> **OBJECTIVE**:
Spot each line that carries the word "with"; copy those lines.
※
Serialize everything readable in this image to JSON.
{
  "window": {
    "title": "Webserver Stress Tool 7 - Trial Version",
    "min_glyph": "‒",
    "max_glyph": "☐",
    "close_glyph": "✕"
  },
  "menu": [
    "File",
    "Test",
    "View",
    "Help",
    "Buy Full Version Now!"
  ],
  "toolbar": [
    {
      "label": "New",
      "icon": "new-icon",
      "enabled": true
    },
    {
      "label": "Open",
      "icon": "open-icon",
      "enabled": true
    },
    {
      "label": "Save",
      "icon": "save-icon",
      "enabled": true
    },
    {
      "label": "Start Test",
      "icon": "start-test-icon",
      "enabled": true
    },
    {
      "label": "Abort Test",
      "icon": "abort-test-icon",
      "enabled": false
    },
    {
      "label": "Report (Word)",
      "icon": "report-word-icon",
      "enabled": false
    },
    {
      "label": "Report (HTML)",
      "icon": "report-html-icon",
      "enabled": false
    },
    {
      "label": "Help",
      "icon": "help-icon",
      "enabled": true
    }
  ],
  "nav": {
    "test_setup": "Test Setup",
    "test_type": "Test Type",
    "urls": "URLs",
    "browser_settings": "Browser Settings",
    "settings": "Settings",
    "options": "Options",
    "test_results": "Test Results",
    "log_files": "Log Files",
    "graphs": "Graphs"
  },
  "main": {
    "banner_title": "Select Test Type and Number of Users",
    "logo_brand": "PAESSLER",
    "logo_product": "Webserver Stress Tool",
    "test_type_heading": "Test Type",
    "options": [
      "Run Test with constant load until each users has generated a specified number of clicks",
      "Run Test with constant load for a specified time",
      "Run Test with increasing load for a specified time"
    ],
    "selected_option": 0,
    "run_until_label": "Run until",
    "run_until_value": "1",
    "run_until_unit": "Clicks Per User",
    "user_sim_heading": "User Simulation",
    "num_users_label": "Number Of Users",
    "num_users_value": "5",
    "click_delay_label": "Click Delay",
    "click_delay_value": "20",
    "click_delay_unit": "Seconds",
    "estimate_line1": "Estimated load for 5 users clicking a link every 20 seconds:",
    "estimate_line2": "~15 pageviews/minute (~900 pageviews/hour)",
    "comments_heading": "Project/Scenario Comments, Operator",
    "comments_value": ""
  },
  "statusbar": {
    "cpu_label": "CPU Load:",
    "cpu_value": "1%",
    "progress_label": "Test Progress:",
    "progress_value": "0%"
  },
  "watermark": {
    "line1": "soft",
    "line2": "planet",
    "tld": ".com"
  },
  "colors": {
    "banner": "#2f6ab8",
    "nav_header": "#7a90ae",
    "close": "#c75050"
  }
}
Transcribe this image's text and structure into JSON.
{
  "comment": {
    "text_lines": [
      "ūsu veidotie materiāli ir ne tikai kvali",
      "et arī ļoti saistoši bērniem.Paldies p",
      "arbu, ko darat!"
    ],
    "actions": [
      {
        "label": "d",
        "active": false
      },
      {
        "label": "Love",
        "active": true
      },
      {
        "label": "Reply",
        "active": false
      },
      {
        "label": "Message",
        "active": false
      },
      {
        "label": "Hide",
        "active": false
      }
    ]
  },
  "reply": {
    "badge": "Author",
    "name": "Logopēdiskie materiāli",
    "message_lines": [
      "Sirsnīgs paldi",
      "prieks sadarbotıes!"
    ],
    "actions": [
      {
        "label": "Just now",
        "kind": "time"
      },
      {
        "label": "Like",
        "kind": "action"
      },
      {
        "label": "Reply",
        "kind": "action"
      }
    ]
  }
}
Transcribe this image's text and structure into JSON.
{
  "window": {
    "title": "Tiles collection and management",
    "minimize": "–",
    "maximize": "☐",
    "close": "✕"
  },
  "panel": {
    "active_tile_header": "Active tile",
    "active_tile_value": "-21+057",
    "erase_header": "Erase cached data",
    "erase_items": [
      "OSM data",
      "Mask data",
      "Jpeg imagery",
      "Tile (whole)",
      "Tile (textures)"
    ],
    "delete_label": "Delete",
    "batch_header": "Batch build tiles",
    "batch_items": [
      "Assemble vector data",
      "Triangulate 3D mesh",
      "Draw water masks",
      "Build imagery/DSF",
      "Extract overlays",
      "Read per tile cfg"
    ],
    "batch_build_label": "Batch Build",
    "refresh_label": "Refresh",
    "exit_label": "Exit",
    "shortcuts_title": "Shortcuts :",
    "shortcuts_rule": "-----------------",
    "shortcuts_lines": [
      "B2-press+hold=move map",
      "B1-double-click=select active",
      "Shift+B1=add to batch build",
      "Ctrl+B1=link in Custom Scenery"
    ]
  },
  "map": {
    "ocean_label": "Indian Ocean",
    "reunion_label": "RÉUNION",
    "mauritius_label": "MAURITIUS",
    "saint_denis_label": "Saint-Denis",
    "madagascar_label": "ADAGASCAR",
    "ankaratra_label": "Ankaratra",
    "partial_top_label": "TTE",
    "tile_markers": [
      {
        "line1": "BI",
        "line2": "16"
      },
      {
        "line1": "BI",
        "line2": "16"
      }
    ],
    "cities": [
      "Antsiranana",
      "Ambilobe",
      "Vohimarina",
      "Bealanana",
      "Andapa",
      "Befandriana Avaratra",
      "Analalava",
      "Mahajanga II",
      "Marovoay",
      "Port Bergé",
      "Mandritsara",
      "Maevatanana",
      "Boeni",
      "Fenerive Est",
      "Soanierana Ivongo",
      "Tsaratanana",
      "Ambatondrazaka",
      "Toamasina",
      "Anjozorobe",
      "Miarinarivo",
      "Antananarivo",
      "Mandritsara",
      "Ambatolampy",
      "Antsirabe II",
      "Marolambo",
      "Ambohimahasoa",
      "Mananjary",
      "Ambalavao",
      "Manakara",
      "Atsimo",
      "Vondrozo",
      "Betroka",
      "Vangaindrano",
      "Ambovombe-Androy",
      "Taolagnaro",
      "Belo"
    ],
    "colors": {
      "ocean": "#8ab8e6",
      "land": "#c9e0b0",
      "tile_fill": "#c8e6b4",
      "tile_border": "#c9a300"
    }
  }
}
※
> **FINAL RESULT**:
      "Run Test with constant load until each users has generated a specified number of clicks",
      "Run Test with constant load for a specified time",
      "Run Test with increasing load for a specified time"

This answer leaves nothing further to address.